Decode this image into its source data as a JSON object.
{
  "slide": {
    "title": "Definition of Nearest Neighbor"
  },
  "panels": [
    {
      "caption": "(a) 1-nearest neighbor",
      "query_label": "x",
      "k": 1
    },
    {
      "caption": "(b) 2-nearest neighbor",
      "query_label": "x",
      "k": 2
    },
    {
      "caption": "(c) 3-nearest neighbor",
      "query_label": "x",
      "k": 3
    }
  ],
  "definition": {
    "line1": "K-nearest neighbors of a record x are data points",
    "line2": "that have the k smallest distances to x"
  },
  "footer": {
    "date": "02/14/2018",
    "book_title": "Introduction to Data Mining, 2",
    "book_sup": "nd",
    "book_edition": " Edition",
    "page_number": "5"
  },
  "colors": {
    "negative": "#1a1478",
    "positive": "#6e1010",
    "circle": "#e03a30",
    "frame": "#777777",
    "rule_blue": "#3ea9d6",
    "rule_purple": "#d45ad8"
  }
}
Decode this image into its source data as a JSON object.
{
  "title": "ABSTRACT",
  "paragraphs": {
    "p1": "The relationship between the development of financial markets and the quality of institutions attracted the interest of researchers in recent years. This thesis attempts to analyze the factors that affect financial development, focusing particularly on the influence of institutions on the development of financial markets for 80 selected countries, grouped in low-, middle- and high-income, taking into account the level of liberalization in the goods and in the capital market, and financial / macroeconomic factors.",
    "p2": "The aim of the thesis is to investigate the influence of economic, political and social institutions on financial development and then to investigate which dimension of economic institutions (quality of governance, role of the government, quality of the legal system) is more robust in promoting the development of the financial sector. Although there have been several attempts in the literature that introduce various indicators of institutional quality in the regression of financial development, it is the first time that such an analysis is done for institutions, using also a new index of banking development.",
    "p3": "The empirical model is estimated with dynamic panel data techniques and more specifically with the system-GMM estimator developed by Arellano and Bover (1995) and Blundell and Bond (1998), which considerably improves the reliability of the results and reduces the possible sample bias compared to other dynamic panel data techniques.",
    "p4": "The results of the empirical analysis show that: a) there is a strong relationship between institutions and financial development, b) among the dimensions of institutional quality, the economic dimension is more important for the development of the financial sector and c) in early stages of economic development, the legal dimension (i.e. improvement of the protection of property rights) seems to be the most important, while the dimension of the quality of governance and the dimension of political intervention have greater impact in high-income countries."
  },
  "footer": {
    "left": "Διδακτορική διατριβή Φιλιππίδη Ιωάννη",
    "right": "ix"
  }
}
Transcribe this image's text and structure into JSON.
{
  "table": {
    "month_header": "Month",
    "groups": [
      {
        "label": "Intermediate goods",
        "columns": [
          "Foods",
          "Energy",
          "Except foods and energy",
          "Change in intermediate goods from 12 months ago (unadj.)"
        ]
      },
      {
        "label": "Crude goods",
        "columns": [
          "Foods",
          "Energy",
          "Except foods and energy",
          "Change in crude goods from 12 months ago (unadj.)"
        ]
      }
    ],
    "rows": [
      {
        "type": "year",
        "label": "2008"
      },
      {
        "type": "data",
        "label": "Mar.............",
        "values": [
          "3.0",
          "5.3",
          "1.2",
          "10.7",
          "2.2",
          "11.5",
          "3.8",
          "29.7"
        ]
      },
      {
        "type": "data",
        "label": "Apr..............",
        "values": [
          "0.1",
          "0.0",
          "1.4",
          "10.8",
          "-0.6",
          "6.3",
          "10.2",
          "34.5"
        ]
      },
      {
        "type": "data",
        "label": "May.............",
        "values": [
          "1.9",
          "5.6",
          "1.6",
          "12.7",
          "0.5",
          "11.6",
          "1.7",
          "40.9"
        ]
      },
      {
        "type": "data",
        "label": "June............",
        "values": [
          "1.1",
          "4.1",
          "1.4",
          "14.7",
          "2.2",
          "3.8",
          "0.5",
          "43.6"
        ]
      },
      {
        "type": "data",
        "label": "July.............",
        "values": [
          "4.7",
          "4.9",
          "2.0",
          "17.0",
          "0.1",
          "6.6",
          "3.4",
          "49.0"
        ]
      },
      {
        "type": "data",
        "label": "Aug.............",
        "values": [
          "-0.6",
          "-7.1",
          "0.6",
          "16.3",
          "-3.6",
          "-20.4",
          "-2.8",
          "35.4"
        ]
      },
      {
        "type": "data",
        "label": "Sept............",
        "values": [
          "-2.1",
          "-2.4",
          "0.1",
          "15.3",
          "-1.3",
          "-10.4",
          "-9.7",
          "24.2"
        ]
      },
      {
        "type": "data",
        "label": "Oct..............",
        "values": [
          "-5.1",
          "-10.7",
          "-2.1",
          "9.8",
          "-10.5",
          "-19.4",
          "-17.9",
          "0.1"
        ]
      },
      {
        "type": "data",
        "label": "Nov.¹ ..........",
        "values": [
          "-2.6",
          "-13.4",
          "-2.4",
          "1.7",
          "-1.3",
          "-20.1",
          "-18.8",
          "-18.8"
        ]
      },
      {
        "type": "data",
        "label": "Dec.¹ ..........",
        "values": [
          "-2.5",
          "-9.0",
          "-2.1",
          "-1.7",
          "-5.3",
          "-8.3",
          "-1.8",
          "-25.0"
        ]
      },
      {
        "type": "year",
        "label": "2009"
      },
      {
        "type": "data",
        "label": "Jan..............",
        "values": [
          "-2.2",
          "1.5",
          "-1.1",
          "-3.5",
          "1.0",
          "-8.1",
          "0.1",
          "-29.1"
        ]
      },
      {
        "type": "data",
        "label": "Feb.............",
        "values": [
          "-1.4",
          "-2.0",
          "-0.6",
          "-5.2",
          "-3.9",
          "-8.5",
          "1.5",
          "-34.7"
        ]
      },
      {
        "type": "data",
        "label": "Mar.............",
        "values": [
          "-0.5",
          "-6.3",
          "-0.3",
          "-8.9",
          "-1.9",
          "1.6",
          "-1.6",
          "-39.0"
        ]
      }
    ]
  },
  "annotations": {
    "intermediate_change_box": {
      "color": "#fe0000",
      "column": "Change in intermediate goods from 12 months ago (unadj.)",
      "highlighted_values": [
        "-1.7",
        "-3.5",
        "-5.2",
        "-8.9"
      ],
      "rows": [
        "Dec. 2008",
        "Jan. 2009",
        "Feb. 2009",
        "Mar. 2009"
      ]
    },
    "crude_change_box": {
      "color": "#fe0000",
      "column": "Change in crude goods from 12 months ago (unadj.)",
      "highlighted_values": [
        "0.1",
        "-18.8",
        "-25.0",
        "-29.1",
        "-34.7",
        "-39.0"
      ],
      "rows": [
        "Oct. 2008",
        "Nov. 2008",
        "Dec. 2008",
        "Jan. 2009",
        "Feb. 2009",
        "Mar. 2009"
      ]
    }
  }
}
##########
_Stated problem_
The entries above must be returned in full, exactly as shown.

_Correct response_
Decode this image into its source data as a JSON object.
{
  "slide": {
    "title": "Definition of Nearest Neighbor"
  },
  "panels": [
    {
      "caption": "(a) 1-nearest neighbor",
      "query_label": "x",
      "k": 1
    },
    {
      "caption": "(b) 2-nearest neighbor",
      "query_label": "x",
      "k": 2
    },
    {
      "caption": "(c) 3-nearest neighbor",
      "query_label": "x",
      "k": 3
    }
  ],
  "definition": {
    "line1": "K-nearest neighbors of a record x are data points",
    "line2": "that have the k smallest distances to x"
  },
  "footer": {
    "date": "02/14/2018",
    "book_title": "Introduction to Data Mining, 2",
    "book_sup": "nd",
    "book_edition": " Edition",
    "page_number": "5"
  },
  "colors": {
    "negative": "#1a1478",
    "positive": "#6e1010",
    "circle": "#e03a30",
    "frame": "#777777",
    "rule_blue": "#3ea9d6",
    "rule_purple": "#d45ad8"
  }
}
Decode this image into its source data as a JSON object.
{
  "title": "ABSTRACT",
  "paragraphs": {
    "p1": "The relationship between the development of financial markets and the quality of institutions attracted the interest of researchers in recent years. This thesis attempts to analyze the factors that affect financial development, focusing particularly on the influence of institutions on the development of financial markets for 80 selected countries, grouped in low-, middle- and high-income, taking into account the level of liberalization in the goods and in the capital market, and financial / macroeconomic factors.",
    "p2": "The aim of the thesis is to investigate the influence of economic, political and social institutions on financial development and then to investigate which dimension of economic institutions (quality of governance, role of the government, quality of the legal system) is more robust in promoting the development of the financial sector. Although there have been several attempts in the literature that introduce various indicators of institutional quality in the regression of financial development, it is the first time that such an analysis is done for institutions, using also a new index of banking development.",
    "p3": "The empirical model is estimated with dynamic panel data techniques and more specifically with the system-GMM estimator developed by Arellano and Bover (1995) and Blundell and Bond (1998), which considerably improves the reliability of the results and reduces the possible sample bias compared to other dynamic panel data techniques.",
    "p4": "The results of the empirical analysis show that: a) there is a strong relationship between institutions and financial development, b) among the dimensions of institutional quality, the economic dimension is more important for the development of the financial sector and c) in early stages of economic development, the legal dimension (i.e. improvement of the protection of property rights) seems to be the most important, while the dimension of the quality of governance and the dimension of political intervention have greater impact in high-income countries."
  },
  "footer": {
    "left": "Διδακτορική διατριβή Φιλιππίδη Ιωάννη",
    "right": "ix"
  }
}
Transcribe this image's text and structure into JSON.
{
  "table": {
    "month_header": "Month",
    "groups": [
      {
        "label": "Intermediate goods",
        "columns": [
          "Foods",
          "Energy",
          "Except foods and energy",
          "Change in intermediate goods from 12 months ago (unadj.)"
        ]
      },
      {
        "label": "Crude goods",
        "columns": [
          "Foods",
          "Energy",
          "Except foods and energy",
          "Change in crude goods from 12 months ago (unadj.)"
        ]
      }
    ],
    "rows": [
      {
        "type": "year",
        "label": "2008"
      },
      {
        "type": "data",
        "label": "Mar.............",
        "values": [
          "3.0",
          "5.3",
          "1.2",
          "10.7",
          "2.2",
          "11.5",
          "3.8",
          "29.7"
        ]
      },
      {
        "type": "data",
        "label": "Apr..............",
        "values": [
          "0.1",
          "0.0",
          "1.4",
          "10.8",
          "-0.6",
          "6.3",
          "10.2",
          "34.5"
        ]
      },
      {
        "type": "data",
        "label": "May.............",
        "values": [
          "1.9",
          "5.6",
          "1.6",
          "12.7",
          "0.5",
          "11.6",
          "1.7",
          "40.9"
        ]
      },
      {
        "type": "data",
        "label": "June............",
        "values": [
          "1.1",
          "4.1",
          "1.4",
          "14.7",
          "2.2",
          "3.8",
          "0.5",
          "43.6"
        ]
      },
      {
        "type": "data",
        "label": "July.............",
        "values": [
          "4.7",
          "4.9",
          "2.0",
          "17.0",
          "0.1",
          "6.6",
          "3.4",
          "49.0"
        ]
      },
      {
        "type": "data",
        "label": "Aug.............",
        "values": [
          "-0.6",
          "-7.1",
          "0.6",
          "16.3",
          "-3.6",
          "-20.4",
          "-2.8",
          "35.4"
        ]
      },
      {
        "type": "data",
        "label": "Sept............",
        "values": [
          "-2.1",
          "-2.4",
          "0.1",
          "15.3",
          "-1.3",
          "-10.4",
          "-9.7",
          "24.2"
        ]
      },
      {
        "type": "data",
        "label": "Oct..............",
        "values": [
          "-5.1",
          "-10.7",
          "-2.1",
          "9.8",
          "-10.5",
          "-19.4",
          "-17.9",
          "0.1"
        ]
      },
      {
        "type": "data",
        "label": "Nov.¹ ..........",
        "values": [
          "-2.6",
          "-13.4",
          "-2.4",
          "1.7",
          "-1.3",
          "-20.1",
          "-18.8",
          "-18.8"
        ]
      },
      {
        "type": "data",
        "label": "Dec.¹ ..........",
        "values": [
          "-2.5",
          "-9.0",
          "-2.1",
          "-1.7",
          "-5.3",
          "-8.3",
          "-1.8",
          "-25.0"
        ]
      },
      {
        "type": "year",
        "label": "2009"
      },
      {
        "type": "data",
        "label": "Jan..............",
        "values": [
          "-2.2",
          "1.5",
          "-1.1",
          "-3.5",
          "1.0",
          "-8.1",
          "0.1",
          "-29.1"
        ]
      },
      {
        "type": "data",
        "label": "Feb.............",
        "values": [
          "-1.4",
          "-2.0",
          "-0.6",
          "-5.2",
          "-3.9",
          "-8.5",
          "1.5",
          "-34.7"
        ]
      },
      {
        "type": "data",
        "label": "Mar.............",
        "values": [
          "-0.5",
          "-6.3",
          "-0.3",
          "-8.9",
          "-1.9",
          "1.6",
          "-1.6",
          "-39.0"
        ]
      }
    ]
  },
  "annotations": {
    "intermediate_change_box": {
      "color": "#fe0000",
      "column": "Change in intermediate goods from 12 months ago (unadj.)",
      "highlighted_values": [
        "-1.7",
        "-3.5",
        "-5.2",
        "-8.9"
      ],
      "rows": [
        "Dec. 2008",
        "Jan. 2009",
        "Feb. 2009",
        "Mar. 2009"
      ]
    },
    "crude_change_box": {
      "color": "#fe0000",
      "column": "Change in crude goods from 12 months ago (unadj.)",
      "highlighted_values": [
        "0.1",
        "-18.8",
        "-25.0",
        "-29.1",
        "-34.7",
        "-39.0"
      ],
      "rows": [
        "Oct. 2008",
        "Nov. 2008",
        "Dec. 2008",
        "Jan. 2009",
        "Feb. 2009",
        "Mar. 2009"
      ]
    }
  }
}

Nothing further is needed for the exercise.